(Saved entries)
..........
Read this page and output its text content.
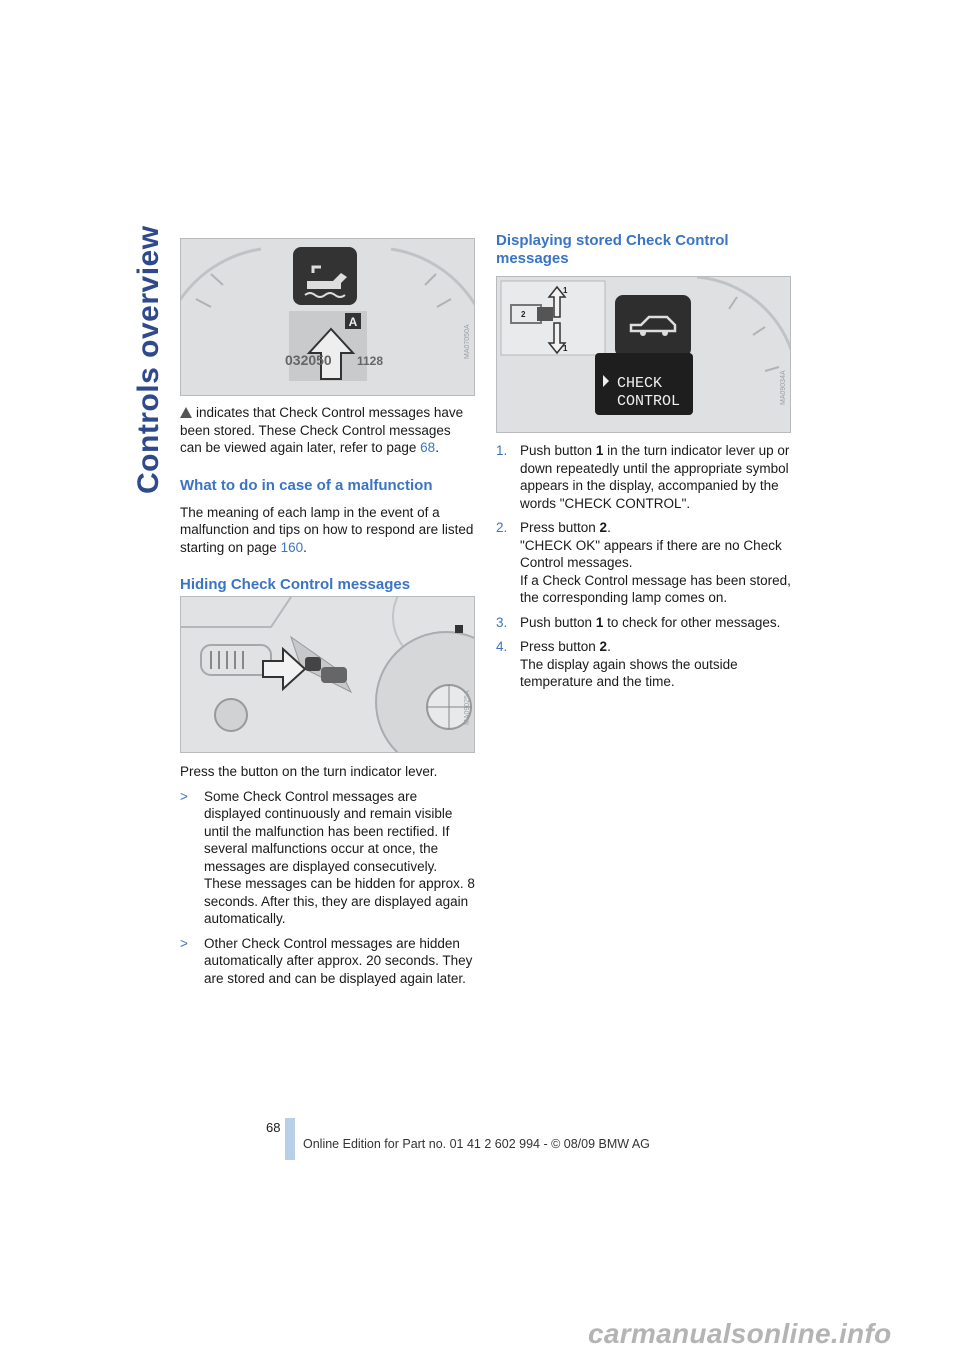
Controls overview	A
032050 1128
MA07050A

indicates that Check Control messages have been stored. These Check Control messages can be viewed again later, refer to page 68.

What to do in case of a malfunction

The meaning of each lamp in the event of a malfunction and tips on how to respond are listed starting on page 160.

Hiding Check Control messages
MA09025A

Press the button on the turn indicator lever.

> Some Check Control messages are displayed continuously and remain visible until the malfunction has been rectified. If several malfunctions occur at once, the messages are displayed consecutively.

These messages can be hidden for approx. 8 seconds. After this, they are displayed again automatically.

> Other Check Control messages are hidden automatically after approx. 20 seconds. They are stored and can be displayed again later.

Displaying stored Check Control messages
1
1
2
CHECK
CONTROL	MA09034A
1. Push button 1 in the turn indicator lever up or down repeatedly until the appropriate symbol appears in the display, accompanied by the words "CHECK CONTROL".

2. Press button 2.

"CHECK OK" appears if there are no Check Control messages.

If a Check Control message has been stored, the corresponding lamp comes on.

3. Push button 1 to check for other messages.

4. Press button 2.

The display again shows the outside temperature and the time.

68
Online Edition for Part no. 01 41 2 602 994 - © 08/09 BMW AG
carmanualsonline.info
..........
● **Required task**:
Working from the material above, transcribe it exactly while omitting pictures.

● **Exercise solution**:
Read this page and output its text content.
Controls overview	A
032050 1128
MA07050A

indicates that Check Control messages have been stored. These Check Control messages can be viewed again later, refer to page 68.

What to do in case of a malfunction

The meaning of each lamp in the event of a malfunction and tips on how to respond are listed starting on page 160.

Hiding Check Control messages
MA09025A

Press the button on the turn indicator lever.

> Some Check Control messages are displayed continuously and remain visible until the malfunction has been rectified. If several malfunctions occur at once, the messages are displayed consecutively.

These messages can be hidden for approx. 8 seconds. After this, they are displayed again automatically.

> Other Check Control messages are hidden automatically after approx. 20 seconds. They are stored and can be displayed again later.

Displaying stored Check Control messages
1
1
2
CHECK
CONTROL	MA09034A
1. Push button 1 in the turn indicator lever up or down repeatedly until the appropriate symbol appears in the display, accompanied by the words "CHECK CONTROL".

2. Press button 2.

"CHECK OK" appears if there are no Check Control messages.

If a Check Control message has been stored, the corresponding lamp comes on.

3. Push button 1 to check for other messages.

4. Press button 2.

The display again shows the outside temperature and the time.

68
Online Edition for Part no. 01 41 2 602 994 - © 08/09 BMW AG
carmanualsonline.info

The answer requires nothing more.